** Start of Listing **

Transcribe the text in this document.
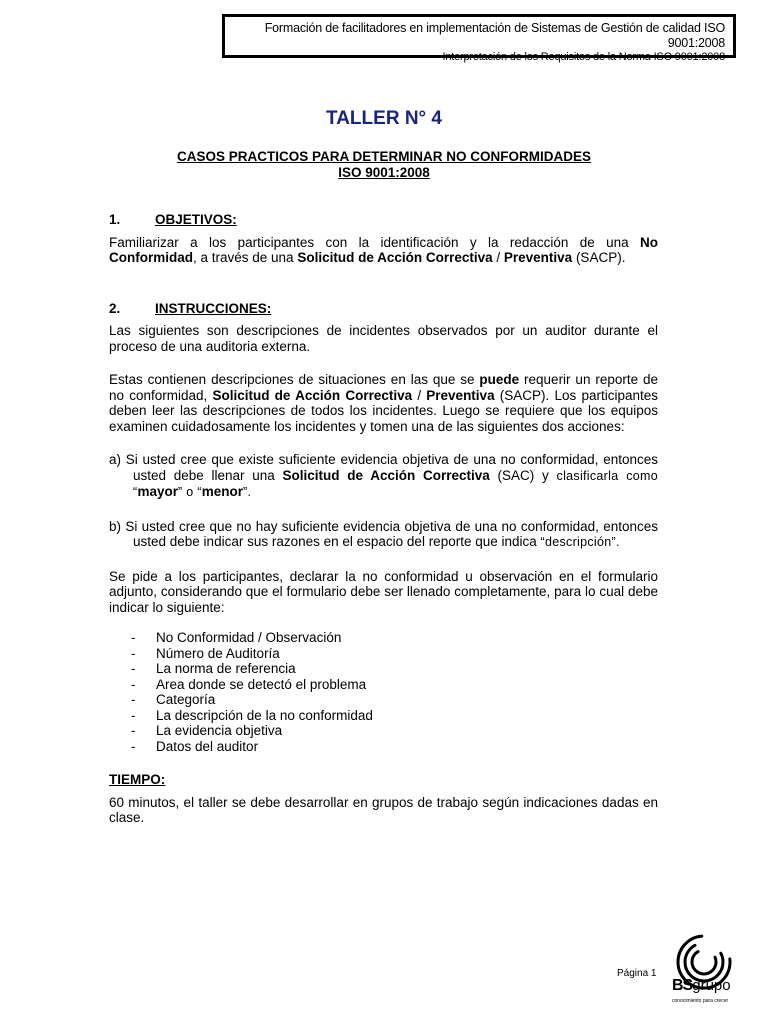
Formación de facilitadores en implementación de Sistemas de Gestión de calidad ISO 9001:2008
Interpretación de los Requisitos de la Norma ISO 9001:2008
TALLER N° 4
CASOS PRACTICOS PARA DETERMINAR NO CONFORMIDADES
ISO 9001:2008
1.	OBJETIVOS:

Familiarizar a los participantes con la identificación y la redacción de una No Conformidad, a través de una Solicitud de Acción Correctiva / Preventiva (SACP).

2.	INSTRUCCIONES:

Las siguientes son descripciones de incidentes observados por un auditor durante el proceso de una auditoria externa.

Estas contienen descripciones de situaciones en las que se puede requerir un reporte de no conformidad, Solicitud de Acción Correctiva / Preventiva (SACP). Los participantes deben leer las descripciones de todos los incidentes. Luego se requiere que los equipos examinen cuidadosamente los incidentes y tomen una de las siguientes dos acciones:

a) Si usted cree que existe suficiente evidencia objetiva de una no conformidad, entonces usted debe llenar una Solicitud de Acción Correctiva (SAC) y clasificarla como “mayor” o “menor”.

b) Si usted cree que no hay suficiente evidencia objetiva de una no conformidad, entonces usted debe indicar sus razones en el espacio del reporte que indica “descripción”.

Se pide a los participantes, declarar la no conformidad u observación en el formulario adjunto, considerando que el formulario debe ser llenado completamente, para lo cual debe indicar lo siguiente:

-	No Conformidad / Observación
-	Número de Auditoría
-	La norma de referencia
-	Area donde se detectó el problema
-	Categoría
-	La descripción de la no conformidad
-	La evidencia objetiva
-	Datos del auditor
TIEMPO:

60 minutos, el taller se debe desarrollar en grupos de trabajo según indicaciones dadas en clase.

Página 1
BSgrupo
conocimiento para crecer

** End of Listing **

▸ Task description
Reproduce the material above in full and without alteration, but skip all pictures.

▸ Response to the task
Transcribe the text in this document.
Formación de facilitadores en implementación de Sistemas de Gestión de calidad ISO 9001:2008
Interpretación de los Requisitos de la Norma ISO 9001:2008
TALLER N° 4
CASOS PRACTICOS PARA DETERMINAR NO CONFORMIDADES
ISO 9001:2008
1.	OBJETIVOS:

Familiarizar a los participantes con la identificación y la redacción de una No Conformidad, a través de una Solicitud de Acción Correctiva / Preventiva (SACP).

2.	INSTRUCCIONES:

Las siguientes son descripciones de incidentes observados por un auditor durante el proceso de una auditoria externa.

Estas contienen descripciones de situaciones en las que se puede requerir un reporte de no conformidad, Solicitud de Acción Correctiva / Preventiva (SACP). Los participantes deben leer las descripciones de todos los incidentes. Luego se requiere que los equipos examinen cuidadosamente los incidentes y tomen una de las siguientes dos acciones:

a) Si usted cree que existe suficiente evidencia objetiva de una no conformidad, entonces usted debe llenar una Solicitud de Acción Correctiva (SAC) y clasificarla como “mayor” o “menor”.

b) Si usted cree que no hay suficiente evidencia objetiva de una no conformidad, entonces usted debe indicar sus razones en el espacio del reporte que indica “descripción”.

Se pide a los participantes, declarar la no conformidad u observación en el formulario adjunto, considerando que el formulario debe ser llenado completamente, para lo cual debe indicar lo siguiente:

-	No Conformidad / Observación
-	Número de Auditoría
-	La norma de referencia
-	Area donde se detectó el problema
-	Categoría
-	La descripción de la no conformidad
-	La evidencia objetiva
-	Datos del auditor
TIEMPO:

60 minutos, el taller se debe desarrollar en grupos de trabajo según indicaciones dadas en clase.

Página 1
BSgrupo
conocimiento para crecer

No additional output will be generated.